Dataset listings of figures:
○ ○ ○ ○ ○ ○ ○

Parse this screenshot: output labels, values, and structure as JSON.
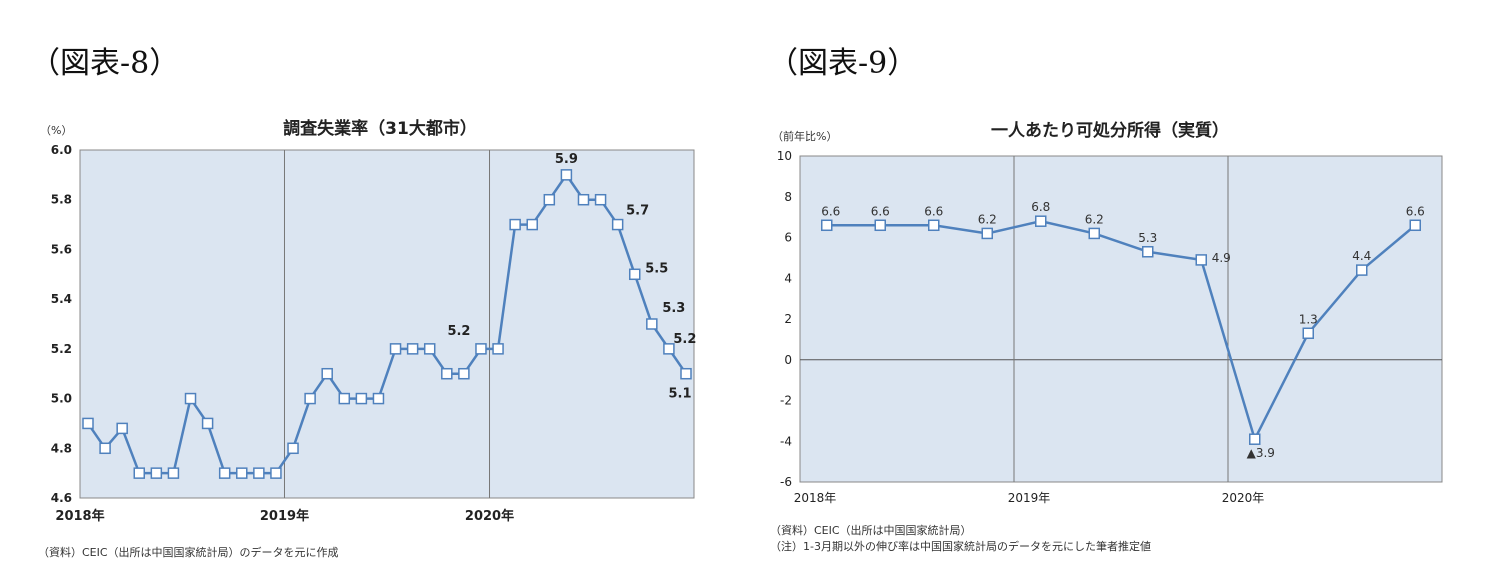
{
  "figures": [
    {
      "label": "（図表-8）",
      "unit": "（%）",
      "source": "（資料）CEIC（出所は中国国家統計局）のデータを元に作成",
      "notes": []
    },
    {
      "label": "（図表-9）",
      "unit": "（前年比%）",
      "source": "（資料）CEIC（出所は中国国家統計局）",
      "notes": [
        "（注）1-3月期以外の伸び率は中国国家統計局のデータを元にした筆者推定値"
      ]
    }
  ],
  "chart_data": [
    {
      "type": "line",
      "title": "調査失業率（31大都市）",
      "ylabel": "（%）",
      "ylim": [
        4.6,
        6.0
      ],
      "yticks": [
        "6.0",
        "5.8",
        "5.6",
        "5.4",
        "5.2",
        "5.0",
        "4.8",
        "4.6"
      ],
      "xticks": [
        "2018年",
        "2019年",
        "2020年"
      ],
      "grid": "vertical year separators",
      "background": "#dbe5f1",
      "line_color": "#4f81bd",
      "x": [
        "2018-01",
        "2018-02",
        "2018-03",
        "2018-04",
        "2018-05",
        "2018-06",
        "2018-07",
        "2018-08",
        "2018-09",
        "2018-10",
        "2018-11",
        "2018-12",
        "2019-01",
        "2019-02",
        "2019-03",
        "2019-04",
        "2019-05",
        "2019-06",
        "2019-07",
        "2019-08",
        "2019-09",
        "2019-10",
        "2019-11",
        "2019-12",
        "2020-01",
        "2020-02",
        "2020-03",
        "2020-04",
        "2020-05",
        "2020-06",
        "2020-07",
        "2020-08",
        "2020-09",
        "2020-10",
        "2020-11",
        "2020-12"
      ],
      "series": [
        {
          "values": [
            4.9,
            4.8,
            4.88,
            4.7,
            4.7,
            4.7,
            5.0,
            4.9,
            4.7,
            4.7,
            4.7,
            4.7,
            4.8,
            5.0,
            5.1,
            5.0,
            5.0,
            5.0,
            5.2,
            5.2,
            5.2,
            5.1,
            5.1,
            5.2,
            5.2,
            5.7,
            5.7,
            5.8,
            5.9,
            5.8,
            5.8,
            5.7,
            5.5,
            5.3,
            5.2,
            5.1
          ]
        }
      ],
      "data_labels": [
        {
          "x": "2019-12",
          "text": "5.2"
        },
        {
          "x": "2020-05",
          "text": "5.9"
        },
        {
          "x": "2020-08",
          "text": "5.7"
        },
        {
          "x": "2020-09",
          "text": "5.5"
        },
        {
          "x": "2020-10",
          "text": "5.3"
        },
        {
          "x": "2020-11",
          "text": "5.2"
        },
        {
          "x": "2020-12",
          "text": "5.1"
        }
      ]
    },
    {
      "type": "line",
      "title": "一人あたり可処分所得（実質）",
      "ylabel": "（前年比%）",
      "ylim": [
        -6,
        10
      ],
      "yticks": [
        "10",
        "8",
        "6",
        "4",
        "2",
        "0",
        "-2",
        "-4",
        "-6"
      ],
      "xticks": [
        "2018年",
        "2019年",
        "2020年"
      ],
      "grid": "vertical year separators, zero line",
      "background": "#dbe5f1",
      "line_color": "#4f81bd",
      "x": [
        "2018-Q1",
        "2018-Q2",
        "2018-Q3",
        "2018-Q4",
        "2019-Q1",
        "2019-Q2",
        "2019-Q3",
        "2019-Q4",
        "2020-Q1",
        "2020-Q2",
        "2020-Q3",
        "2020-Q4"
      ],
      "series": [
        {
          "values": [
            6.6,
            6.6,
            6.6,
            6.2,
            6.8,
            6.2,
            5.3,
            4.9,
            -3.9,
            1.3,
            4.4,
            6.6
          ]
        }
      ],
      "data_labels": [
        {
          "x": "2018-Q1",
          "text": "6.6"
        },
        {
          "x": "2018-Q2",
          "text": "6.6"
        },
        {
          "x": "2018-Q3",
          "text": "6.6"
        },
        {
          "x": "2018-Q4",
          "text": "6.2"
        },
        {
          "x": "2019-Q1",
          "text": "6.8"
        },
        {
          "x": "2019-Q2",
          "text": "6.2"
        },
        {
          "x": "2019-Q3",
          "text": "5.3"
        },
        {
          "x": "2019-Q4",
          "text": "4.9"
        },
        {
          "x": "2020-Q1",
          "text": "▲3.9"
        },
        {
          "x": "2020-Q2",
          "text": "1.3"
        },
        {
          "x": "2020-Q3",
          "text": "4.4"
        },
        {
          "x": "2020-Q4",
          "text": "6.6"
        }
      ]
    }
  ]
}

○ ○ ○ ○ ○ ○ ○

» Task description: Every record above should come back exactly, but without its pictures.

» The solution:
Parse this screenshot: output labels, values, and structure as JSON.
{
  "figures": [
    {
      "label": "（図表-8）",
      "unit": "（%）",
      "source": "（資料）CEIC（出所は中国国家統計局）のデータを元に作成",
      "notes": []
    },
    {
      "label": "（図表-9）",
      "unit": "（前年比%）",
      "source": "（資料）CEIC（出所は中国国家統計局）",
      "notes": [
        "（注）1-3月期以外の伸び率は中国国家統計局のデータを元にした筆者推定値"
      ]
    }
  ],
  "chart_data": [
    {
      "type": "line",
      "title": "調査失業率（31大都市）",
      "ylabel": "（%）",
      "ylim": [
        4.6,
        6.0
      ],
      "yticks": [
        "6.0",
        "5.8",
        "5.6",
        "5.4",
        "5.2",
        "5.0",
        "4.8",
        "4.6"
      ],
      "xticks": [
        "2018年",
        "2019年",
        "2020年"
      ],
      "grid": "vertical year separators",
      "background": "#dbe5f1",
      "line_color": "#4f81bd",
      "x": [
        "2018-01",
        "2018-02",
        "2018-03",
        "2018-04",
        "2018-05",
        "2018-06",
        "2018-07",
        "2018-08",
        "2018-09",
        "2018-10",
        "2018-11",
        "2018-12",
        "2019-01",
        "2019-02",
        "2019-03",
        "2019-04",
        "2019-05",
        "2019-06",
        "2019-07",
        "2019-08",
        "2019-09",
        "2019-10",
        "2019-11",
        "2019-12",
        "2020-01",
        "2020-02",
        "2020-03",
        "2020-04",
        "2020-05",
        "2020-06",
        "2020-07",
        "2020-08",
        "2020-09",
        "2020-10",
        "2020-11",
        "2020-12"
      ],
      "series": [
        {
          "values": [
            4.9,
            4.8,
            4.88,
            4.7,
            4.7,
            4.7,
            5.0,
            4.9,
            4.7,
            4.7,
            4.7,
            4.7,
            4.8,
            5.0,
            5.1,
            5.0,
            5.0,
            5.0,
            5.2,
            5.2,
            5.2,
            5.1,
            5.1,
            5.2,
            5.2,
            5.7,
            5.7,
            5.8,
            5.9,
            5.8,
            5.8,
            5.7,
            5.5,
            5.3,
            5.2,
            5.1
          ]
        }
      ],
      "data_labels": [
        {
          "x": "2019-12",
          "text": "5.2"
        },
        {
          "x": "2020-05",
          "text": "5.9"
        },
        {
          "x": "2020-08",
          "text": "5.7"
        },
        {
          "x": "2020-09",
          "text": "5.5"
        },
        {
          "x": "2020-10",
          "text": "5.3"
        },
        {
          "x": "2020-11",
          "text": "5.2"
        },
        {
          "x": "2020-12",
          "text": "5.1"
        }
      ]
    },
    {
      "type": "line",
      "title": "一人あたり可処分所得（実質）",
      "ylabel": "（前年比%）",
      "ylim": [
        -6,
        10
      ],
      "yticks": [
        "10",
        "8",
        "6",
        "4",
        "2",
        "0",
        "-2",
        "-4",
        "-6"
      ],
      "xticks": [
        "2018年",
        "2019年",
        "2020年"
      ],
      "grid": "vertical year separators, zero line",
      "background": "#dbe5f1",
      "line_color": "#4f81bd",
      "x": [
        "2018-Q1",
        "2018-Q2",
        "2018-Q3",
        "2018-Q4",
        "2019-Q1",
        "2019-Q2",
        "2019-Q3",
        "2019-Q4",
        "2020-Q1",
        "2020-Q2",
        "2020-Q3",
        "2020-Q4"
      ],
      "series": [
        {
          "values": [
            6.6,
            6.6,
            6.6,
            6.2,
            6.8,
            6.2,
            5.3,
            4.9,
            -3.9,
            1.3,
            4.4,
            6.6
          ]
        }
      ],
      "data_labels": [
        {
          "x": "2018-Q1",
          "text": "6.6"
        },
        {
          "x": "2018-Q2",
          "text": "6.6"
        },
        {
          "x": "2018-Q3",
          "text": "6.6"
        },
        {
          "x": "2018-Q4",
          "text": "6.2"
        },
        {
          "x": "2019-Q1",
          "text": "6.8"
        },
        {
          "x": "2019-Q2",
          "text": "6.2"
        },
        {
          "x": "2019-Q3",
          "text": "5.3"
        },
        {
          "x": "2019-Q4",
          "text": "4.9"
        },
        {
          "x": "2020-Q1",
          "text": "▲3.9"
        },
        {
          "x": "2020-Q2",
          "text": "1.3"
        },
        {
          "x": "2020-Q3",
          "text": "4.4"
        },
        {
          "x": "2020-Q4",
          "text": "6.6"
        }
      ]
    }
  ]
}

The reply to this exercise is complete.